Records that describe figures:
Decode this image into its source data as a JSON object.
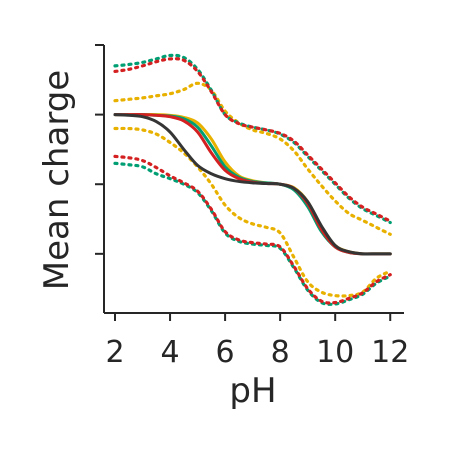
{
  "chart_data": {
    "type": "line",
    "title": "",
    "xlabel": "pH",
    "ylabel": "Mean charge",
    "xlim": [
      1.6,
      12.5
    ],
    "ylim": [
      -2.85,
      1.0
    ],
    "xticks": [
      2,
      4,
      6,
      8,
      10,
      12
    ],
    "xtick_labels": [
      "2",
      "4",
      "6",
      "8",
      "10",
      "12"
    ],
    "yticks": [
      -2,
      -1,
      0,
      1
    ],
    "grid": false,
    "legend": "none",
    "x": [
      2,
      2.5,
      3,
      3.5,
      4,
      4.5,
      5,
      5.5,
      6,
      6.5,
      7,
      7.5,
      8,
      8.5,
      9,
      9.5,
      10,
      10.5,
      11,
      11.5,
      12
    ],
    "series": [
      {
        "color": "#e8b100",
        "values": [
          0.0,
          0.0,
          0.0,
          0.0,
          -0.01,
          -0.04,
          -0.12,
          -0.35,
          -0.68,
          -0.88,
          -0.95,
          -0.98,
          -1.0,
          -1.05,
          -1.25,
          -1.62,
          -1.88,
          -1.97,
          -2.0,
          -2.0,
          -2.0
        ],
        "upper": [
          0.2,
          0.22,
          0.24,
          0.27,
          0.3,
          0.36,
          0.45,
          0.35,
          0.05,
          -0.12,
          -0.22,
          -0.27,
          -0.35,
          -0.52,
          -0.78,
          -1.02,
          -1.24,
          -1.42,
          -1.52,
          -1.62,
          -1.72
        ],
        "lower": [
          -0.2,
          -0.2,
          -0.22,
          -0.28,
          -0.4,
          -0.55,
          -0.75,
          -1.0,
          -1.3,
          -1.48,
          -1.57,
          -1.62,
          -1.7,
          -2.05,
          -2.4,
          -2.55,
          -2.6,
          -2.6,
          -2.55,
          -2.35,
          -2.25
        ]
      },
      {
        "color": "#009e73",
        "values": [
          0.0,
          0.0,
          0.0,
          -0.01,
          -0.02,
          -0.06,
          -0.18,
          -0.45,
          -0.75,
          -0.9,
          -0.96,
          -0.98,
          -1.0,
          -1.08,
          -1.32,
          -1.68,
          -1.9,
          -1.98,
          -2.0,
          -2.0,
          -2.0
        ],
        "upper": [
          0.7,
          0.72,
          0.75,
          0.8,
          0.85,
          0.82,
          0.65,
          0.35,
          0.0,
          -0.12,
          -0.18,
          -0.22,
          -0.28,
          -0.4,
          -0.6,
          -0.8,
          -1.0,
          -1.2,
          -1.35,
          -1.45,
          -1.55
        ],
        "lower": [
          -0.7,
          -0.72,
          -0.75,
          -0.85,
          -0.92,
          -1.0,
          -1.12,
          -1.38,
          -1.7,
          -1.82,
          -1.86,
          -1.88,
          -1.92,
          -2.2,
          -2.52,
          -2.7,
          -2.72,
          -2.66,
          -2.58,
          -2.42,
          -2.32
        ]
      },
      {
        "color": "#d42020",
        "values": [
          0.0,
          0.0,
          0.0,
          -0.01,
          -0.03,
          -0.09,
          -0.25,
          -0.55,
          -0.8,
          -0.92,
          -0.97,
          -0.99,
          -1.0,
          -1.06,
          -1.28,
          -1.65,
          -1.9,
          -1.98,
          -2.0,
          -2.0,
          -2.0
        ],
        "upper": [
          0.62,
          0.65,
          0.7,
          0.76,
          0.8,
          0.78,
          0.62,
          0.33,
          0.0,
          -0.13,
          -0.18,
          -0.22,
          -0.27,
          -0.38,
          -0.58,
          -0.78,
          -0.98,
          -1.18,
          -1.33,
          -1.43,
          -1.53
        ],
        "lower": [
          -0.6,
          -0.62,
          -0.66,
          -0.76,
          -0.88,
          -0.98,
          -1.1,
          -1.36,
          -1.68,
          -1.8,
          -1.84,
          -1.86,
          -1.9,
          -2.18,
          -2.5,
          -2.68,
          -2.7,
          -2.64,
          -2.56,
          -2.4,
          -2.3
        ]
      },
      {
        "color": "#353535",
        "values": [
          0.0,
          -0.01,
          -0.03,
          -0.1,
          -0.25,
          -0.5,
          -0.73,
          -0.85,
          -0.92,
          -0.96,
          -0.98,
          -0.99,
          -1.0,
          -1.06,
          -1.25,
          -1.6,
          -1.88,
          -1.97,
          -2.0,
          -2.0,
          -2.0
        ]
      }
    ]
  }
}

• _THE REQUEST_: Quote every line of the records above exactly; no picture is to be copied.

• _WRITTEN REPLY_:
Decode this image into its source data as a JSON object.
{
  "chart_data": {
    "type": "line",
    "title": "",
    "xlabel": "pH",
    "ylabel": "Mean charge",
    "xlim": [
      1.6,
      12.5
    ],
    "ylim": [
      -2.85,
      1.0
    ],
    "xticks": [
      2,
      4,
      6,
      8,
      10,
      12
    ],
    "xtick_labels": [
      "2",
      "4",
      "6",
      "8",
      "10",
      "12"
    ],
    "yticks": [
      -2,
      -1,
      0,
      1
    ],
    "grid": false,
    "legend": "none",
    "x": [
      2,
      2.5,
      3,
      3.5,
      4,
      4.5,
      5,
      5.5,
      6,
      6.5,
      7,
      7.5,
      8,
      8.5,
      9,
      9.5,
      10,
      10.5,
      11,
      11.5,
      12
    ],
    "series": [
      {
        "color": "#e8b100",
        "values": [
          0.0,
          0.0,
          0.0,
          0.0,
          -0.01,
          -0.04,
          -0.12,
          -0.35,
          -0.68,
          -0.88,
          -0.95,
          -0.98,
          -1.0,
          -1.05,
          -1.25,
          -1.62,
          -1.88,
          -1.97,
          -2.0,
          -2.0,
          -2.0
        ],
        "upper": [
          0.2,
          0.22,
          0.24,
          0.27,
          0.3,
          0.36,
          0.45,
          0.35,
          0.05,
          -0.12,
          -0.22,
          -0.27,
          -0.35,
          -0.52,
          -0.78,
          -1.02,
          -1.24,
          -1.42,
          -1.52,
          -1.62,
          -1.72
        ],
        "lower": [
          -0.2,
          -0.2,
          -0.22,
          -0.28,
          -0.4,
          -0.55,
          -0.75,
          -1.0,
          -1.3,
          -1.48,
          -1.57,
          -1.62,
          -1.7,
          -2.05,
          -2.4,
          -2.55,
          -2.6,
          -2.6,
          -2.55,
          -2.35,
          -2.25
        ]
      },
      {
        "color": "#009e73",
        "values": [
          0.0,
          0.0,
          0.0,
          -0.01,
          -0.02,
          -0.06,
          -0.18,
          -0.45,
          -0.75,
          -0.9,
          -0.96,
          -0.98,
          -1.0,
          -1.08,
          -1.32,
          -1.68,
          -1.9,
          -1.98,
          -2.0,
          -2.0,
          -2.0
        ],
        "upper": [
          0.7,
          0.72,
          0.75,
          0.8,
          0.85,
          0.82,
          0.65,
          0.35,
          0.0,
          -0.12,
          -0.18,
          -0.22,
          -0.28,
          -0.4,
          -0.6,
          -0.8,
          -1.0,
          -1.2,
          -1.35,
          -1.45,
          -1.55
        ],
        "lower": [
          -0.7,
          -0.72,
          -0.75,
          -0.85,
          -0.92,
          -1.0,
          -1.12,
          -1.38,
          -1.7,
          -1.82,
          -1.86,
          -1.88,
          -1.92,
          -2.2,
          -2.52,
          -2.7,
          -2.72,
          -2.66,
          -2.58,
          -2.42,
          -2.32
        ]
      },
      {
        "color": "#d42020",
        "values": [
          0.0,
          0.0,
          0.0,
          -0.01,
          -0.03,
          -0.09,
          -0.25,
          -0.55,
          -0.8,
          -0.92,
          -0.97,
          -0.99,
          -1.0,
          -1.06,
          -1.28,
          -1.65,
          -1.9,
          -1.98,
          -2.0,
          -2.0,
          -2.0
        ],
        "upper": [
          0.62,
          0.65,
          0.7,
          0.76,
          0.8,
          0.78,
          0.62,
          0.33,
          0.0,
          -0.13,
          -0.18,
          -0.22,
          -0.27,
          -0.38,
          -0.58,
          -0.78,
          -0.98,
          -1.18,
          -1.33,
          -1.43,
          -1.53
        ],
        "lower": [
          -0.6,
          -0.62,
          -0.66,
          -0.76,
          -0.88,
          -0.98,
          -1.1,
          -1.36,
          -1.68,
          -1.8,
          -1.84,
          -1.86,
          -1.9,
          -2.18,
          -2.5,
          -2.68,
          -2.7,
          -2.64,
          -2.56,
          -2.4,
          -2.3
        ]
      },
      {
        "color": "#353535",
        "values": [
          0.0,
          -0.01,
          -0.03,
          -0.1,
          -0.25,
          -0.5,
          -0.73,
          -0.85,
          -0.92,
          -0.96,
          -0.98,
          -0.99,
          -1.0,
          -1.06,
          -1.25,
          -1.6,
          -1.88,
          -1.97,
          -2.0,
          -2.0,
          -2.0
        ]
      }
    ]
  }
}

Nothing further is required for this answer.